Locate each line containing the string "many" and copy it out.

^^^^^^^^^^^^^^^^

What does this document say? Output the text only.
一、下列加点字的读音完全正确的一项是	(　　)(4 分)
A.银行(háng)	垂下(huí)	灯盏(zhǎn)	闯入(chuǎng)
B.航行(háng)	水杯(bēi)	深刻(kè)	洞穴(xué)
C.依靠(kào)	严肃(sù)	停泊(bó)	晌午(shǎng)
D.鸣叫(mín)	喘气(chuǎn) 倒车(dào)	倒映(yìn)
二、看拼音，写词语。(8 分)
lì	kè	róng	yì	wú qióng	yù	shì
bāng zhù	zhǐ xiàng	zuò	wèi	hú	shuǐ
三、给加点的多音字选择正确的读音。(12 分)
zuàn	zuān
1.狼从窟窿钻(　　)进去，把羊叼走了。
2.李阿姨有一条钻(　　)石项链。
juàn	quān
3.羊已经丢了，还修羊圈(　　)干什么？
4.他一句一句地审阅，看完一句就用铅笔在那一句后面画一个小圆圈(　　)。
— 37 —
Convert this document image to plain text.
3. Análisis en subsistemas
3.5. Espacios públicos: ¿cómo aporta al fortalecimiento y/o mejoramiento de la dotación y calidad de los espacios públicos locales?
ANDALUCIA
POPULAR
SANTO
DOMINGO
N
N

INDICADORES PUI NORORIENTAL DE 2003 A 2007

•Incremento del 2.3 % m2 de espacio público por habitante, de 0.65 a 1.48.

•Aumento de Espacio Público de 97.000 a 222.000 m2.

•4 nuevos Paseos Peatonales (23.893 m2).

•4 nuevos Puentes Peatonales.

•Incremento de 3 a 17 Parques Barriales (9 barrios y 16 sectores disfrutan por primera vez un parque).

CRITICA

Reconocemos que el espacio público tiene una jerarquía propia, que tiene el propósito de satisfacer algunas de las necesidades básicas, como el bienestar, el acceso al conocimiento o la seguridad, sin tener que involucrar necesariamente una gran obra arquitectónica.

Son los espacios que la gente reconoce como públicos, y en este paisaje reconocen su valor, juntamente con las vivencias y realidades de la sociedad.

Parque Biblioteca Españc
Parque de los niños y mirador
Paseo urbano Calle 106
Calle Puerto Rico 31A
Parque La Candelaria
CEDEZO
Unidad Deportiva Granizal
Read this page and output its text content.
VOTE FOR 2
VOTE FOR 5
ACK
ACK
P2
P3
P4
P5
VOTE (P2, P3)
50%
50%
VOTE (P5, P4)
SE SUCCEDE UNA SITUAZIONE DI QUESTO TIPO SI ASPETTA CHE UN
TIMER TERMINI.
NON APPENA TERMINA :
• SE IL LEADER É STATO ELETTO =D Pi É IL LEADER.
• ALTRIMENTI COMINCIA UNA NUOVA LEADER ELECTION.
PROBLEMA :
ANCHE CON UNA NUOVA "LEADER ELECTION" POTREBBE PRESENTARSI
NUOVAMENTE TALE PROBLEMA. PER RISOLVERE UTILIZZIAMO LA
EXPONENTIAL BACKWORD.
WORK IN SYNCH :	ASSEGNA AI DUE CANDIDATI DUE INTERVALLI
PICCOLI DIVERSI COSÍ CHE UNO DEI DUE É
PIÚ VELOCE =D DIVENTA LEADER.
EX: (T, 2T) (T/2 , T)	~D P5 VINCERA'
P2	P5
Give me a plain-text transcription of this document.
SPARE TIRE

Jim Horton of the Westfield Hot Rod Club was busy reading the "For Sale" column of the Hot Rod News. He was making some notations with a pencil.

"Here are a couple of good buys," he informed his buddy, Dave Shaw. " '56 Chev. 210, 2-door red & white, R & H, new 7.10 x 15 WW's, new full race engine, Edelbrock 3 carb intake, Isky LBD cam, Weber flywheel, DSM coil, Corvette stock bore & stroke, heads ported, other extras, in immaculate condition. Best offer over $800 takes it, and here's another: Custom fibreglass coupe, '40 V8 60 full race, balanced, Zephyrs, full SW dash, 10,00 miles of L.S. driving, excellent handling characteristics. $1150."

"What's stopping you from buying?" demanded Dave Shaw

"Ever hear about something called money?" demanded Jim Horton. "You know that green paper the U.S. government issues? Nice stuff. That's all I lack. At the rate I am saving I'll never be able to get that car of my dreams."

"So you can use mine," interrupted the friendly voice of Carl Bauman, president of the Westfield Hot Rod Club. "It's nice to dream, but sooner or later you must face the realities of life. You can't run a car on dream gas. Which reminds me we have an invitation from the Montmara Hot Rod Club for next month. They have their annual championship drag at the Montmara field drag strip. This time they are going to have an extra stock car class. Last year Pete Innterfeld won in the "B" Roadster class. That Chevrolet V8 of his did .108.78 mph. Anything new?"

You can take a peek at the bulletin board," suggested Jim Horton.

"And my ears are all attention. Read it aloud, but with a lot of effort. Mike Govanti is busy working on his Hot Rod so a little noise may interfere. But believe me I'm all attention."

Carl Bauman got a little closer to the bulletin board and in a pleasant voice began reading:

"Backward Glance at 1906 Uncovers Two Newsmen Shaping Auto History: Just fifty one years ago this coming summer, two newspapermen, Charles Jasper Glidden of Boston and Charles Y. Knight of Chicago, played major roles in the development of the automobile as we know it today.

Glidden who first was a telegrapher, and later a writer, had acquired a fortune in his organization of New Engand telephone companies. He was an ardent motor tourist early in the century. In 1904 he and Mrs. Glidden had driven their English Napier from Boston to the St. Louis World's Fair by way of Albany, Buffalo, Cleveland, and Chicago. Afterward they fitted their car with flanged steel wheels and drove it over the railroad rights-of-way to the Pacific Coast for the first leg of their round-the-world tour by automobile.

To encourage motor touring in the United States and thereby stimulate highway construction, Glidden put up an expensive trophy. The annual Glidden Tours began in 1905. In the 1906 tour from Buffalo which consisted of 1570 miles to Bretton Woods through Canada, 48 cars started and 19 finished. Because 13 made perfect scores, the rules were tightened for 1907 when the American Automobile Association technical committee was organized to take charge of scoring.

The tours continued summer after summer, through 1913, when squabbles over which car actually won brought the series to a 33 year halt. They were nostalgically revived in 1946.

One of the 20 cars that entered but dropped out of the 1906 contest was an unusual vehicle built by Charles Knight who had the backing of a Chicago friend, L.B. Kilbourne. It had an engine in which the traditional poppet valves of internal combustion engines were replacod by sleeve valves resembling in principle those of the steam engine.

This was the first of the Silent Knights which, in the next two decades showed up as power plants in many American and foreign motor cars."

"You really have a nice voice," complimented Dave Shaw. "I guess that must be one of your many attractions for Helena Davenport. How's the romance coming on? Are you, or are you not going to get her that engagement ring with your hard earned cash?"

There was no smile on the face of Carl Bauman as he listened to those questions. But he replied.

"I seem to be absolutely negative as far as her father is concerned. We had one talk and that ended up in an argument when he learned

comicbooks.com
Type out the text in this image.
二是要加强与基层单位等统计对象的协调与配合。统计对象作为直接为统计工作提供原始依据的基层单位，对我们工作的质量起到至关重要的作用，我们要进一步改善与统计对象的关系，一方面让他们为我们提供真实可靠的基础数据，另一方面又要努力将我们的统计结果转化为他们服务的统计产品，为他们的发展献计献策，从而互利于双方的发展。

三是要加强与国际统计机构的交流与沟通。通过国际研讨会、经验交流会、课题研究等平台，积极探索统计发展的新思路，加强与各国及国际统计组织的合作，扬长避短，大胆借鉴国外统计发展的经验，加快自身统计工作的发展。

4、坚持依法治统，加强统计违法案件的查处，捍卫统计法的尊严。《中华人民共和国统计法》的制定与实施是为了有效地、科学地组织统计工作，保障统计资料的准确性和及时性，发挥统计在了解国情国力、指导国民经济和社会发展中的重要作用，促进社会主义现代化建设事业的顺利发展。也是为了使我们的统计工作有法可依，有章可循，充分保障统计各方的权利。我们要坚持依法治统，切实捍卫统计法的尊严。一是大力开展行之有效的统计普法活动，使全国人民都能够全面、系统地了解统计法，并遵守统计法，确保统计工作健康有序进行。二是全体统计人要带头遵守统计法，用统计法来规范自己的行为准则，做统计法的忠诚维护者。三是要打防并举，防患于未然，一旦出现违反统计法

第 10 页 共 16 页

^^^^^^^^^^^^^^^^

SOLVED PROBLEM:
This was the first of the Silent Knights which, in the next two decades showed up as power plants in many American and foreign motor cars."
"You really have a nice voice," complimented Dave Shaw. "I guess that must be one of your many attractions for Helena Davenport. How's the romance coming on? Are you, or are you not going to get her that engagement ring with your hard earned cash?"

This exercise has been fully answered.